(Items from a dataset)
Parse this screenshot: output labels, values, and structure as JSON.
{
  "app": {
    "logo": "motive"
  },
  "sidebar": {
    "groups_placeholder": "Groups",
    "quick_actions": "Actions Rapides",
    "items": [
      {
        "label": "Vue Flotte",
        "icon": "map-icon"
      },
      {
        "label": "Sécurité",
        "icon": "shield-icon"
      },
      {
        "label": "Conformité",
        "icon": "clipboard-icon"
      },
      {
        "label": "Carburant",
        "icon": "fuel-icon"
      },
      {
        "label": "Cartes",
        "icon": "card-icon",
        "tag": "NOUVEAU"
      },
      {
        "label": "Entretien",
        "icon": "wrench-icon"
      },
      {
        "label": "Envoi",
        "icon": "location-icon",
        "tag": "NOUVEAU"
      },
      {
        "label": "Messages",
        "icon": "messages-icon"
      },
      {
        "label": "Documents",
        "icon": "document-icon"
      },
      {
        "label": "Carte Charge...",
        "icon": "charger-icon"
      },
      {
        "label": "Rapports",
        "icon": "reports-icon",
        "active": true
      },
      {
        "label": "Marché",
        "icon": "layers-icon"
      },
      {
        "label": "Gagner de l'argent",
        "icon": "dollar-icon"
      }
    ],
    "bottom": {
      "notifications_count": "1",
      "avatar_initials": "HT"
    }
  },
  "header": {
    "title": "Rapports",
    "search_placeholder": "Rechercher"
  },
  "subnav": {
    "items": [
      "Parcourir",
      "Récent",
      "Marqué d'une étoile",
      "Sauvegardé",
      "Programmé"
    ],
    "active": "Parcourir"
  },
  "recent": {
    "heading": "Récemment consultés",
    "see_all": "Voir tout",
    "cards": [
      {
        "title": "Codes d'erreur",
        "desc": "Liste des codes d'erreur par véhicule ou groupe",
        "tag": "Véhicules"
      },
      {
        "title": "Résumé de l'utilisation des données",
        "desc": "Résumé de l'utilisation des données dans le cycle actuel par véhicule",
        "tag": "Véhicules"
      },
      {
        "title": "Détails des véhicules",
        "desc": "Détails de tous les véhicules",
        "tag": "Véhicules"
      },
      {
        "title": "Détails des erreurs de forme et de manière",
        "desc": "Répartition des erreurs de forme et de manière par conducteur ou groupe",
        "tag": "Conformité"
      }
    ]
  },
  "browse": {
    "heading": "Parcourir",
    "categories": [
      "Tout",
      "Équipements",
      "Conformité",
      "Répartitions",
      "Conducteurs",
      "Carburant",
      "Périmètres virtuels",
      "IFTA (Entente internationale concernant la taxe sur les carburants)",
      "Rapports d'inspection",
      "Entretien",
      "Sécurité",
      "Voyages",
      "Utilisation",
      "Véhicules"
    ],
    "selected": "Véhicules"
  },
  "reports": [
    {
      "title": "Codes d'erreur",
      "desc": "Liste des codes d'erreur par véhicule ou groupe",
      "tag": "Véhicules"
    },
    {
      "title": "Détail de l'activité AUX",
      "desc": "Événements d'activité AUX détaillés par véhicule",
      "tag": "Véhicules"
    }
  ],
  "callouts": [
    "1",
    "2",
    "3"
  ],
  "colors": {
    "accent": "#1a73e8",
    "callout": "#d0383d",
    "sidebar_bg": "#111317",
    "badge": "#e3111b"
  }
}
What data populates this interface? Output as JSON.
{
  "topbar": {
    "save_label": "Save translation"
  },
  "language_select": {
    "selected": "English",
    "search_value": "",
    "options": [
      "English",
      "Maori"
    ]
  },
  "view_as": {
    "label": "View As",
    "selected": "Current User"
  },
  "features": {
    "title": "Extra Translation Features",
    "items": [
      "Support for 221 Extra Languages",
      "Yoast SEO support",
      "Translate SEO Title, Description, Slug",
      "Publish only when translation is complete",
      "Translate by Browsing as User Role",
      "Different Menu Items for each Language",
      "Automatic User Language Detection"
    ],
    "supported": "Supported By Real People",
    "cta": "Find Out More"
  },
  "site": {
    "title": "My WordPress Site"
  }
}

* **To do**
Your task is to write out the lines from the one with "What data populates" through the end of the records, exactly and with nothing added.

* **The completed task**
What data populates this interface? Output as JSON.
{
  "topbar": {
    "save_label": "Save translation"
  },
  "language_select": {
    "selected": "English",
    "search_value": "",
    "options": [
      "English",
      "Maori"
    ]
  },
  "view_as": {
    "label": "View As",
    "selected": "Current User"
  },
  "features": {
    "title": "Extra Translation Features",
    "items": [
      "Support for 221 Extra Languages",
      "Yoast SEO support",
      "Translate SEO Title, Description, Slug",
      "Publish only when translation is complete",
      "Translate by Browsing as User Role",
      "Different Menu Items for each Language",
      "Automatic User Language Detection"
    ],
    "supported": "Supported By Real People",
    "cta": "Find Out More"
  },
  "site": {
    "title": "My WordPress Site"
  }
}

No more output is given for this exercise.